(A run of records)
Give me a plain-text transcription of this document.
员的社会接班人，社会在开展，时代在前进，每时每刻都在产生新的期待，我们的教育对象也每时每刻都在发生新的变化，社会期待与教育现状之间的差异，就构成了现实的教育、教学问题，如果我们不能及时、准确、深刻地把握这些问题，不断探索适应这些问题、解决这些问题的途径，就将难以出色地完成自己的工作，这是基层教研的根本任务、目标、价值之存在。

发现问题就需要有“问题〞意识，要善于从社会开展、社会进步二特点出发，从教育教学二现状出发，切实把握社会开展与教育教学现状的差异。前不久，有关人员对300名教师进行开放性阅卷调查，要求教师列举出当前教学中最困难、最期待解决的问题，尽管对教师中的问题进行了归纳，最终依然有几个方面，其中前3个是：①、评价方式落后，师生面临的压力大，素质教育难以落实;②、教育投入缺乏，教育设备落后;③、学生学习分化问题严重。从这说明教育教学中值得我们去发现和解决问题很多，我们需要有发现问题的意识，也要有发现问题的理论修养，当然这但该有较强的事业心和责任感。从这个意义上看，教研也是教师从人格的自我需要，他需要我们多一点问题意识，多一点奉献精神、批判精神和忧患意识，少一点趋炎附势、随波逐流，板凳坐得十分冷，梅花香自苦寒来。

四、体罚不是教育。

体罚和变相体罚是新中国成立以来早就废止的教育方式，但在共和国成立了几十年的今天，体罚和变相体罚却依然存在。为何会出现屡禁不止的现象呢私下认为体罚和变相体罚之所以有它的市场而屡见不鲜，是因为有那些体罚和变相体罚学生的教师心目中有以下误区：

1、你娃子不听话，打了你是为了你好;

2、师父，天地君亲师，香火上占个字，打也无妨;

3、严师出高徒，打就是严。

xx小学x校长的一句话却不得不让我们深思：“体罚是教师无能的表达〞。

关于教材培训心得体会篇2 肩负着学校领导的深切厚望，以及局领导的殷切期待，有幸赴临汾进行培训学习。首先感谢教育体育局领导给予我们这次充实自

• _REQUIRED TASK_
Restate each record word for word.

• _CORRECT RESULT_
Give me a plain-text transcription of this document.
员的社会接班人，社会在开展，时代在前进，每时每刻都在产生新的期待，我们的教育对象也每时每刻都在发生新的变化，社会期待与教育现状之间的差异，就构成了现实的教育、教学问题，如果我们不能及时、准确、深刻地把握这些问题，不断探索适应这些问题、解决这些问题的途径，就将难以出色地完成自己的工作，这是基层教研的根本任务、目标、价值之存在。

发现问题就需要有“问题〞意识，要善于从社会开展、社会进步二特点出发，从教育教学二现状出发，切实把握社会开展与教育教学现状的差异。前不久，有关人员对300名教师进行开放性阅卷调查，要求教师列举出当前教学中最困难、最期待解决的问题，尽管对教师中的问题进行了归纳，最终依然有几个方面，其中前3个是：①、评价方式落后，师生面临的压力大，素质教育难以落实;②、教育投入缺乏，教育设备落后;③、学生学习分化问题严重。从这说明教育教学中值得我们去发现和解决问题很多，我们需要有发现问题的意识，也要有发现问题的理论修养，当然这但该有较强的事业心和责任感。从这个意义上看，教研也是教师从人格的自我需要，他需要我们多一点问题意识，多一点奉献精神、批判精神和忧患意识，少一点趋炎附势、随波逐流，板凳坐得十分冷，梅花香自苦寒来。

四、体罚不是教育。

体罚和变相体罚是新中国成立以来早就废止的教育方式，但在共和国成立了几十年的今天，体罚和变相体罚却依然存在。为何会出现屡禁不止的现象呢私下认为体罚和变相体罚之所以有它的市场而屡见不鲜，是因为有那些体罚和变相体罚学生的教师心目中有以下误区：

1、你娃子不听话，打了你是为了你好;

2、师父，天地君亲师，香火上占个字，打也无妨;

3、严师出高徒，打就是严。

xx小学x校长的一句话却不得不让我们深思：“体罚是教师无能的表达〞。

关于教材培训心得体会篇2 肩负着学校领导的深切厚望，以及局领导的殷切期待，有幸赴临汾进行培训学习。首先感谢教育体育局领导给予我们这次充实自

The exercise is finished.